▼▼▼

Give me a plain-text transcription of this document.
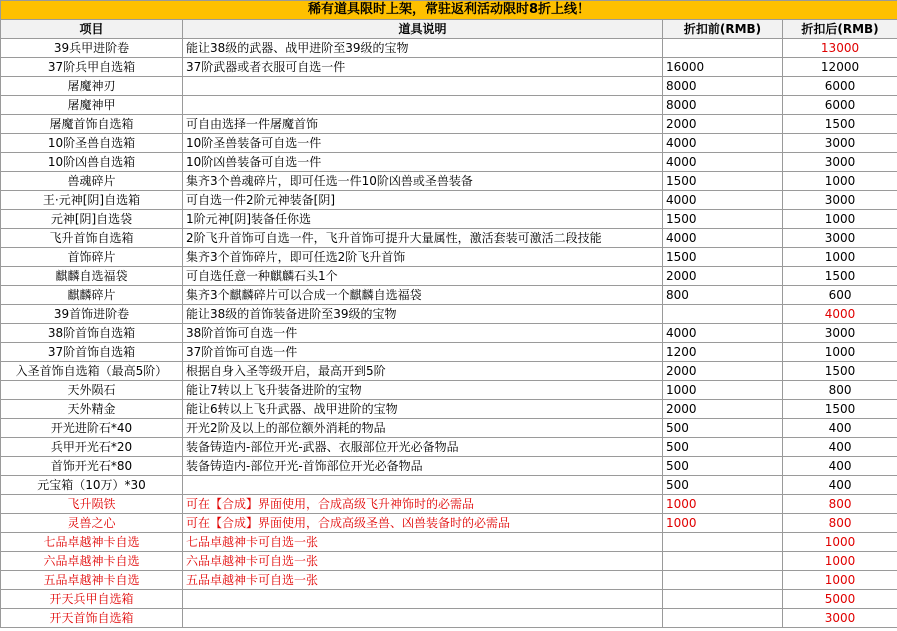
稀有道具限时上架，常驻返利活动限时8折上线！			
项目	道具说明	折扣前(RMB)	折扣后(RMB)
39兵甲进阶卷	能让38级的武器、战甲进阶至39级的宝物		13000
37阶兵甲自选箱	37阶武器或者衣服可自选一件	16000	12000
屠魔神刃		8000	6000
屠魔神甲		8000	6000
屠魔首饰自选箱	可自由选择一件屠魔首饰	2000	1500
10阶圣兽自选箱	10阶圣兽装备可自选一件	4000	3000
10阶凶兽自选箱	10阶凶兽装备可自选一件	4000	3000
兽魂碎片	集齐3个兽魂碎片，即可任选一件10阶凶兽或圣兽装备	1500	1000
王·元神[阴]自选箱	可自选一件2阶元神装备[阴]	4000	3000
元神[阴]自选袋	1阶元神[阴]装备任你选	1500	1000
飞升首饰自选箱	2阶飞升首饰可自选一件，飞升首饰可提升大量属性，激活套装可激活二段技能	4000	3000
首饰碎片	集齐3个首饰碎片，即可任选2阶飞升首饰	1500	1000
麒麟自选福袋	可自选任意一种麒麟石头1个	2000	1500
麒麟碎片	集齐3个麒麟碎片可以合成一个麒麟自选福袋	800	600
39首饰进阶卷	能让38级的首饰装备进阶至39级的宝物		4000
38阶首饰自选箱	38阶首饰可自选一件	4000	3000
37阶首饰自选箱	37阶首饰可自选一件	1200	1000
入圣首饰自选箱（最高5阶）	根据自身入圣等级开启，最高开到5阶	2000	1500
天外陨石	能让7转以上飞升装备进阶的宝物	1000	800
天外精金	能让6转以上飞升武器、战甲进阶的宝物	2000	1500
开光进阶石*40	开光2阶及以上的部位额外消耗的物品	500	400
兵甲开光石*20	装备铸造内-部位开光-武器、衣服部位开光必备物品	500	400
首饰开光石*80	装备铸造内-部位开光-首饰部位开光必备物品	500	400
元宝箱（10万）*30		500	400
飞升陨铁	可在【合成】界面使用，合成高级飞升神饰时的必需品	1000	800
灵兽之心	可在【合成】界面使用，合成高级圣兽、凶兽装备时的必需品	1000	800
七品卓越神卡自选	七品卓越神卡可自选一张		1000
六品卓越神卡自选	六品卓越神卡可自选一张		1000
五品卓越神卡自选	五品卓越神卡可自选一张		1000
开天兵甲自选箱			5000
开天首饰自选箱			3000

▲▲▲

Goal:
Pick out each line that holds the string "部位开光".

Output for this task:
兵甲开光石*20	装备铸造内-部位开光-武器、衣服部位开光必备物品	500	400
首饰开光石*80	装备铸造内-部位开光-首饰部位开光必备物品	500	400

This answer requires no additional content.